/---

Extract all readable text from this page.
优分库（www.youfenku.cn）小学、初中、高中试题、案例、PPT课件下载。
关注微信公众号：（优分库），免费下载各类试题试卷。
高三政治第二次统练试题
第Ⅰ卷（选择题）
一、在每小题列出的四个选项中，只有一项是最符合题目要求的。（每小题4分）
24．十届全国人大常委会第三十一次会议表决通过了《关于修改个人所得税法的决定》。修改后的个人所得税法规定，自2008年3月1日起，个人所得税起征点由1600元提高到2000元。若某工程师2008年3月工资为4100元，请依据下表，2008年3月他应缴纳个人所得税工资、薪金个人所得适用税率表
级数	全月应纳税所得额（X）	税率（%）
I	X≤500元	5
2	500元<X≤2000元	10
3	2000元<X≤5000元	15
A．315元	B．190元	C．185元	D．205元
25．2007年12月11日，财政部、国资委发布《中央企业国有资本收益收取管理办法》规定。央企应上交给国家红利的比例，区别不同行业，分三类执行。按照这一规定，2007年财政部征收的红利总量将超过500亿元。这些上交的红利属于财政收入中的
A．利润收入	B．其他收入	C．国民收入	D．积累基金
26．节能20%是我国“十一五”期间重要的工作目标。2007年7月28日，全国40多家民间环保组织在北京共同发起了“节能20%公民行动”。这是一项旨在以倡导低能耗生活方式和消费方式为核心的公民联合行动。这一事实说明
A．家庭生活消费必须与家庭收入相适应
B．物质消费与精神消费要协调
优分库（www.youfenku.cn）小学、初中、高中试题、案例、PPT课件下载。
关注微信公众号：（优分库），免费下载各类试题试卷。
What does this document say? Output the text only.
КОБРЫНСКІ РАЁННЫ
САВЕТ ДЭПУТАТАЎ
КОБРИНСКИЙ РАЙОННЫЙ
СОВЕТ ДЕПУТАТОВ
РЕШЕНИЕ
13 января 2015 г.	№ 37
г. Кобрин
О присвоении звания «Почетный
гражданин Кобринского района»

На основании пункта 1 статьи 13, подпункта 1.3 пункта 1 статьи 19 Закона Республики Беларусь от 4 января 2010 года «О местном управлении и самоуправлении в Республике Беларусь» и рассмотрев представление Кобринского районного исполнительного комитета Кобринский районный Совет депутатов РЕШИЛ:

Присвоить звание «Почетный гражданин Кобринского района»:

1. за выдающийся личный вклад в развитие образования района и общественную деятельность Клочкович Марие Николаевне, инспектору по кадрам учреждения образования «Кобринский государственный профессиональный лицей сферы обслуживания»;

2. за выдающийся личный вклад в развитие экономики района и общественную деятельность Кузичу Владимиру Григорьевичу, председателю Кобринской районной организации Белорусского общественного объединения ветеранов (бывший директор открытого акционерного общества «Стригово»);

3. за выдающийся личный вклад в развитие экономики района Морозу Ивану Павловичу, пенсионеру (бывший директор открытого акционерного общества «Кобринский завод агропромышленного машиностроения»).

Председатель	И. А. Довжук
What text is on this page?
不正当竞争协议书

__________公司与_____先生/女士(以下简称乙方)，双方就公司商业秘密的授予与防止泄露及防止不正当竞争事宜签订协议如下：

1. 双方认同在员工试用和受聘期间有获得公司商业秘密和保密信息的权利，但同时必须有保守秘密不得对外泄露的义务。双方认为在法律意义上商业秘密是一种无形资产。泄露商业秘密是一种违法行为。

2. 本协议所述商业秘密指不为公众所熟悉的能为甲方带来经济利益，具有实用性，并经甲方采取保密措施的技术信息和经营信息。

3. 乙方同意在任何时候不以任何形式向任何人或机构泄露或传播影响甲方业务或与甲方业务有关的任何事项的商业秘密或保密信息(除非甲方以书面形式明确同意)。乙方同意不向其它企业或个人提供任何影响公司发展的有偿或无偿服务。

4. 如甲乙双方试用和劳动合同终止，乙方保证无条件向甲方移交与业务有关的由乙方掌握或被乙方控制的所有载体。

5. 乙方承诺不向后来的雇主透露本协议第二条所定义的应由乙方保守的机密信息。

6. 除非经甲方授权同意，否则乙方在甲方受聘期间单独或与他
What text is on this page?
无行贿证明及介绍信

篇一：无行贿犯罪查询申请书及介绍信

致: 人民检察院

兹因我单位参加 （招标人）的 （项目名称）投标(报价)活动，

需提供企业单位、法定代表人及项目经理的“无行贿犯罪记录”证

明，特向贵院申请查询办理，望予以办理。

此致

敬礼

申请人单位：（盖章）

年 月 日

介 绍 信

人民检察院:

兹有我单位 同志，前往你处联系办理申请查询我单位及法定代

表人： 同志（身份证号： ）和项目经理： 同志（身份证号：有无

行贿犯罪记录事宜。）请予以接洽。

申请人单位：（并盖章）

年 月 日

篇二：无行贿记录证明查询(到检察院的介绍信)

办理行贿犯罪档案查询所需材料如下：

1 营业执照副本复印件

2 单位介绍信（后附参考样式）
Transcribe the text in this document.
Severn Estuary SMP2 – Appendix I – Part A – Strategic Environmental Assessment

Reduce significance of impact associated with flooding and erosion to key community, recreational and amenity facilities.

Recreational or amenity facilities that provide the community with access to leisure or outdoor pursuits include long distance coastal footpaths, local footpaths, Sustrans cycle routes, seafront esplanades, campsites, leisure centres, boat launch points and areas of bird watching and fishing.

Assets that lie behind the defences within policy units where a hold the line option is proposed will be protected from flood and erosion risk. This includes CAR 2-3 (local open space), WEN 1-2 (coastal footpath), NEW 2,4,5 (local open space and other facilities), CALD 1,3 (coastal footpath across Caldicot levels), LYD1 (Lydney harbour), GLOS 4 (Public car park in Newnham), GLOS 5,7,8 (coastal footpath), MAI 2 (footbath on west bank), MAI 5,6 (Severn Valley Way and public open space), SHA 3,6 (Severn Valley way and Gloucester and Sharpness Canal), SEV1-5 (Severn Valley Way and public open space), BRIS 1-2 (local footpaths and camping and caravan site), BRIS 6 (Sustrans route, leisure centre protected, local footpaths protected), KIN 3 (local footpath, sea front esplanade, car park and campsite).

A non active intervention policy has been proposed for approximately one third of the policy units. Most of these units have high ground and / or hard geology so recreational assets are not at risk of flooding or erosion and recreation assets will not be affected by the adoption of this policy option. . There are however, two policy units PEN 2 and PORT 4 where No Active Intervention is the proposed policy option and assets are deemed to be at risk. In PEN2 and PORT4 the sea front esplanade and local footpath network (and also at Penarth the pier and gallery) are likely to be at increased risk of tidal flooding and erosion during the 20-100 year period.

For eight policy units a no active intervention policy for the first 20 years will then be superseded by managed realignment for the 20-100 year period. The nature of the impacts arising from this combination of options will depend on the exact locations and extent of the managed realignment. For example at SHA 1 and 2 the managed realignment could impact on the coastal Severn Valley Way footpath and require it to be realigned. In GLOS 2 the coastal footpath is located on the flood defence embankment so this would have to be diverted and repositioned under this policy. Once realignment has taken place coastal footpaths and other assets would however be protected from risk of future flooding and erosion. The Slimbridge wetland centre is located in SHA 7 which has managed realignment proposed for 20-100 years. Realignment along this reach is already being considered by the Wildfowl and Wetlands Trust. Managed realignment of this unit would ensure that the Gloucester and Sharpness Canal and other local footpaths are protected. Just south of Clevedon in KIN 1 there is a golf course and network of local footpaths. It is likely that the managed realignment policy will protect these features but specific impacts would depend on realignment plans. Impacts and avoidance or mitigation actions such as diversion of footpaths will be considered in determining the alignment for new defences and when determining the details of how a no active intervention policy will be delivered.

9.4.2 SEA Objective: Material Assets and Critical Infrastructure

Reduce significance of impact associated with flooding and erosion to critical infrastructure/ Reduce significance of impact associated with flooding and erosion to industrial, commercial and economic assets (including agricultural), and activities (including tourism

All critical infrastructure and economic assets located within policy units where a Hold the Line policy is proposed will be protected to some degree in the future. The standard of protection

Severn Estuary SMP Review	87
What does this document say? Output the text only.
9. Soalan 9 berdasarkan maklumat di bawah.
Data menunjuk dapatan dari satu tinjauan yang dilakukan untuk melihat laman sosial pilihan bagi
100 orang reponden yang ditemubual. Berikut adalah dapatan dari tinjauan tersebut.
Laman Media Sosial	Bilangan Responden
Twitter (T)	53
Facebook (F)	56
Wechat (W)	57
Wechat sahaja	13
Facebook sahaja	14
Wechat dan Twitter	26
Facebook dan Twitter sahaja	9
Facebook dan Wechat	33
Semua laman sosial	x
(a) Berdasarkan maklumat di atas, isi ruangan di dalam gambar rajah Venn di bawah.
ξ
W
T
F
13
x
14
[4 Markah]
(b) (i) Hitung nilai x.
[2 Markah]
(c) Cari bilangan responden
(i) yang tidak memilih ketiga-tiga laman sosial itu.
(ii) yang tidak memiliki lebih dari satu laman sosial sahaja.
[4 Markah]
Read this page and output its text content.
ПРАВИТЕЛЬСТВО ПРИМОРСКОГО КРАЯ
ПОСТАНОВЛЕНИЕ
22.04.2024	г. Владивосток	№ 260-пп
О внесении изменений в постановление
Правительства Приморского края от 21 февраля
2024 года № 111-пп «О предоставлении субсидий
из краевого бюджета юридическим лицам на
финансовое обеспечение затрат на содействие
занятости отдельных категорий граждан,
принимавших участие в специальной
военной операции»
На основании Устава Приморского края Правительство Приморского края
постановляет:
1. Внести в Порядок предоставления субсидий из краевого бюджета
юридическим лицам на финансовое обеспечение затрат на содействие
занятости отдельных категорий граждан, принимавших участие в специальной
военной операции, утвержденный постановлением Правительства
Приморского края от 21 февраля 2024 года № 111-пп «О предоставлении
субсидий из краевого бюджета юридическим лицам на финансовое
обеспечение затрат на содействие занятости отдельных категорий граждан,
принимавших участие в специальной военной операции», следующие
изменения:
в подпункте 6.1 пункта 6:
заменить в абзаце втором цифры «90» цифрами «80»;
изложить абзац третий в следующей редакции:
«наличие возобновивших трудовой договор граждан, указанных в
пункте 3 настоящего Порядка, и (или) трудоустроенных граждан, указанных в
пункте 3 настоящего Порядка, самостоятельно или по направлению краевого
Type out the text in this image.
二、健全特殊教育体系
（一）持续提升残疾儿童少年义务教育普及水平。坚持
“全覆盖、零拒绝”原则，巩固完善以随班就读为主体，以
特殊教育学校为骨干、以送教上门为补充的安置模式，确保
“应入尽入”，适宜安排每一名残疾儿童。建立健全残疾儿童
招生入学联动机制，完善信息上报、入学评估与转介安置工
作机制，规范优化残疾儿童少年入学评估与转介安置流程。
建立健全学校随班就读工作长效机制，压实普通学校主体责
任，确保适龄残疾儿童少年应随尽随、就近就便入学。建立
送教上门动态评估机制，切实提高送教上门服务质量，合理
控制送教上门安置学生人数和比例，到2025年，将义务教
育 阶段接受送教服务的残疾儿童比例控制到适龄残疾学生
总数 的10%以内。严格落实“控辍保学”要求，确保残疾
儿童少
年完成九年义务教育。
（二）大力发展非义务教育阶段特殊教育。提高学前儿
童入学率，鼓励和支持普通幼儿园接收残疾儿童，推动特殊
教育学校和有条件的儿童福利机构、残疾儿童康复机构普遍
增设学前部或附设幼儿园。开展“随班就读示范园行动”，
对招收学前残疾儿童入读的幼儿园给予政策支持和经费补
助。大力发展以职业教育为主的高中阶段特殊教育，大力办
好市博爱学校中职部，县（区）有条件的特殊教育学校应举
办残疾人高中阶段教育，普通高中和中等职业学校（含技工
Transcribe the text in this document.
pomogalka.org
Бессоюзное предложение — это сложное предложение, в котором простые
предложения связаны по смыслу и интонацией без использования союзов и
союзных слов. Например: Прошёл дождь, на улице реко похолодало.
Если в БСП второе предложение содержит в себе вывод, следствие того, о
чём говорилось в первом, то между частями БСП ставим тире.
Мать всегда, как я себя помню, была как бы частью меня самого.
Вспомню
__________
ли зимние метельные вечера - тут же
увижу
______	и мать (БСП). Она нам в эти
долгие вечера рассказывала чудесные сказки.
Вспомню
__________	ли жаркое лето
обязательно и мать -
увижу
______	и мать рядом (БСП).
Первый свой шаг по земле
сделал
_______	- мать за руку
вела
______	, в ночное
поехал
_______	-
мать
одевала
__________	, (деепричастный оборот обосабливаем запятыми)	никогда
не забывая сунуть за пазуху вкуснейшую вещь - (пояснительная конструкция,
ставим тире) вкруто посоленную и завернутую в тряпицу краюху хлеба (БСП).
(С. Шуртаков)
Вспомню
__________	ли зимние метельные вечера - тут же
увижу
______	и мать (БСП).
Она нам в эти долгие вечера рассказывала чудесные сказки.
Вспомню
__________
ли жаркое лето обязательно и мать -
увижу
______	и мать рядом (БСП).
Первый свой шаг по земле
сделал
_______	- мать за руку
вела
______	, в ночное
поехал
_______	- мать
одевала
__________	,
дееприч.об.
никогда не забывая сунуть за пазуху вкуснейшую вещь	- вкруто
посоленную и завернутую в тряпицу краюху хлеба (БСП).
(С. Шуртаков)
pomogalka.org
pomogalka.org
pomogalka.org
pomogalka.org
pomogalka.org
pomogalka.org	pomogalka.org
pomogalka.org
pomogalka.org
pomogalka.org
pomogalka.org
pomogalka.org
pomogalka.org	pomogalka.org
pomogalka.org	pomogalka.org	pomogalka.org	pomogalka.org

\---

— INSTRUCTIONS TO FOLLOW —
Each line with the string "maklumat" in it needs to be found and copied.

— REPLY —
9. Soalan 9 berdasarkan maklumat di bawah.
(a) Berdasarkan maklumat di atas, isi ruangan di dalam gambar rajah Venn di bawah.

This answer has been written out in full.